- Task prompt
Copy out every record below, word for word.

##### Given records #####

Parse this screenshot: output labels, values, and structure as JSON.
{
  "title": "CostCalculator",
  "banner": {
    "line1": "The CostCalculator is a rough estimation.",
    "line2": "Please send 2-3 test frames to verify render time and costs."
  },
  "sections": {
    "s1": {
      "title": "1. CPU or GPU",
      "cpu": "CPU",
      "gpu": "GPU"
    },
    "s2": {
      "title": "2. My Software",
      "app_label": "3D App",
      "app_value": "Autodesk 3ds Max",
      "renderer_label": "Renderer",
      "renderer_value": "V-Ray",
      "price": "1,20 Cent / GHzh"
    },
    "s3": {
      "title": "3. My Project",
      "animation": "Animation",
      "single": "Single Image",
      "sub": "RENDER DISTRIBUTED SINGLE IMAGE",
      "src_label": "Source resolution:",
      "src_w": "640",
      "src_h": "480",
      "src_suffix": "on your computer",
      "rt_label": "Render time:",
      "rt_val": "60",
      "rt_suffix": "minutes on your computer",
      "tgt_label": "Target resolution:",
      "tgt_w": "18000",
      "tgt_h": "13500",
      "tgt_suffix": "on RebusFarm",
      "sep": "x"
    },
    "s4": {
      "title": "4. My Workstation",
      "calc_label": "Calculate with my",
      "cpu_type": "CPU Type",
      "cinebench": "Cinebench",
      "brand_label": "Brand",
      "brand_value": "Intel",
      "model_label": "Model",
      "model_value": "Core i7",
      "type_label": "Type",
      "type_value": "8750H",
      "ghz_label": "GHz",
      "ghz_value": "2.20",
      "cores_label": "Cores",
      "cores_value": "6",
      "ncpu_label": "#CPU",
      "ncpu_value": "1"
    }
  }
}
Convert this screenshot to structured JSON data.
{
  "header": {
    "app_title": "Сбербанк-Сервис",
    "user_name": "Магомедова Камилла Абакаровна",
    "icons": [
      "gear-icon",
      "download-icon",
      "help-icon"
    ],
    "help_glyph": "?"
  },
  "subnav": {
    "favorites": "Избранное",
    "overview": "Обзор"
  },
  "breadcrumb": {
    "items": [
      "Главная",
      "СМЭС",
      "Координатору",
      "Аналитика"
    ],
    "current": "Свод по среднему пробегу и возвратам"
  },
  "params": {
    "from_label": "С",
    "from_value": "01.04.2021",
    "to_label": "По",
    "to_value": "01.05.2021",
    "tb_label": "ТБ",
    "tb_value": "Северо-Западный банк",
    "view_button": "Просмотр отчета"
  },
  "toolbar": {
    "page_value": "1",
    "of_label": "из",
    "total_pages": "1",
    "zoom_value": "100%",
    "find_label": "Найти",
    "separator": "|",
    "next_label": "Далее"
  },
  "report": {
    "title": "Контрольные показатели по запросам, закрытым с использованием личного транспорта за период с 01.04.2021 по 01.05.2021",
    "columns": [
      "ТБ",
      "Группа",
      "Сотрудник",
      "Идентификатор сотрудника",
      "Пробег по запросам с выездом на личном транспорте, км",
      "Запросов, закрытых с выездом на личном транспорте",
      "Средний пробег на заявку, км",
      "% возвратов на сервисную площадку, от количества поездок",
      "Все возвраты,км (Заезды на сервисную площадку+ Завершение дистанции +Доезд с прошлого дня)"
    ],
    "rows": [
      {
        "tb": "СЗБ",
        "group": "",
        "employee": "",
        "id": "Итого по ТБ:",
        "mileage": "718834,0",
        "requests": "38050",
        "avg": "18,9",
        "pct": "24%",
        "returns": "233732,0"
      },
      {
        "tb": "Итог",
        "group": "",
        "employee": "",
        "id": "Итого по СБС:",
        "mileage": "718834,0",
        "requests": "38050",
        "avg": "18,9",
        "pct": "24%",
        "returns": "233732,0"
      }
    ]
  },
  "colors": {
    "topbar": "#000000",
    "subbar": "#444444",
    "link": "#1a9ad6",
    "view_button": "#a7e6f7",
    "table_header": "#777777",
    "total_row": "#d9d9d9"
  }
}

#####

- Exercise answer
Parse this screenshot: output labels, values, and structure as JSON.
{
  "title": "CostCalculator",
  "banner": {
    "line1": "The CostCalculator is a rough estimation.",
    "line2": "Please send 2-3 test frames to verify render time and costs."
  },
  "sections": {
    "s1": {
      "title": "1. CPU or GPU",
      "cpu": "CPU",
      "gpu": "GPU"
    },
    "s2": {
      "title": "2. My Software",
      "app_label": "3D App",
      "app_value": "Autodesk 3ds Max",
      "renderer_label": "Renderer",
      "renderer_value": "V-Ray",
      "price": "1,20 Cent / GHzh"
    },
    "s3": {
      "title": "3. My Project",
      "animation": "Animation",
      "single": "Single Image",
      "sub": "RENDER DISTRIBUTED SINGLE IMAGE",
      "src_label": "Source resolution:",
      "src_w": "640",
      "src_h": "480",
      "src_suffix": "on your computer",
      "rt_label": "Render time:",
      "rt_val": "60",
      "rt_suffix": "minutes on your computer",
      "tgt_label": "Target resolution:",
      "tgt_w": "18000",
      "tgt_h": "13500",
      "tgt_suffix": "on RebusFarm",
      "sep": "x"
    },
    "s4": {
      "title": "4. My Workstation",
      "calc_label": "Calculate with my",
      "cpu_type": "CPU Type",
      "cinebench": "Cinebench",
      "brand_label": "Brand",
      "brand_value": "Intel",
      "model_label": "Model",
      "model_value": "Core i7",
      "type_label": "Type",
      "type_value": "8750H",
      "ghz_label": "GHz",
      "ghz_value": "2.20",
      "cores_label": "Cores",
      "cores_value": "6",
      "ncpu_label": "#CPU",
      "ncpu_value": "1"
    }
  }
}
Convert this screenshot to structured JSON data.
{
  "header": {
    "app_title": "Сбербанк-Сервис",
    "user_name": "Магомедова Камилла Абакаровна",
    "icons": [
      "gear-icon",
      "download-icon",
      "help-icon"
    ],
    "help_glyph": "?"
  },
  "subnav": {
    "favorites": "Избранное",
    "overview": "Обзор"
  },
  "breadcrumb": {
    "items": [
      "Главная",
      "СМЭС",
      "Координатору",
      "Аналитика"
    ],
    "current": "Свод по среднему пробегу и возвратам"
  },
  "params": {
    "from_label": "С",
    "from_value": "01.04.2021",
    "to_label": "По",
    "to_value": "01.05.2021",
    "tb_label": "ТБ",
    "tb_value": "Северо-Западный банк",
    "view_button": "Просмотр отчета"
  },
  "toolbar": {
    "page_value": "1",
    "of_label": "из",
    "total_pages": "1",
    "zoom_value": "100%",
    "find_label": "Найти",
    "separator": "|",
    "next_label": "Далее"
  },
  "report": {
    "title": "Контрольные показатели по запросам, закрытым с использованием личного транспорта за период с 01.04.2021 по 01.05.2021",
    "columns": [
      "ТБ",
      "Группа",
      "Сотрудник",
      "Идентификатор сотрудника",
      "Пробег по запросам с выездом на личном транспорте, км",
      "Запросов, закрытых с выездом на личном транспорте",
      "Средний пробег на заявку, км",
      "% возвратов на сервисную площадку, от количества поездок",
      "Все возвраты,км (Заезды на сервисную площадку+ Завершение дистанции +Доезд с прошлого дня)"
    ],
    "rows": [
      {
        "tb": "СЗБ",
        "group": "",
        "employee": "",
        "id": "Итого по ТБ:",
        "mileage": "718834,0",
        "requests": "38050",
        "avg": "18,9",
        "pct": "24%",
        "returns": "233732,0"
      },
      {
        "tb": "Итог",
        "group": "",
        "employee": "",
        "id": "Итого по СБС:",
        "mileage": "718834,0",
        "requests": "38050",
        "avg": "18,9",
        "pct": "24%",
        "returns": "233732,0"
      }
    ]
  },
  "colors": {
    "topbar": "#000000",
    "subbar": "#444444",
    "link": "#1a9ad6",
    "view_button": "#a7e6f7",
    "table_header": "#777777",
    "total_row": "#d9d9d9"
  }
}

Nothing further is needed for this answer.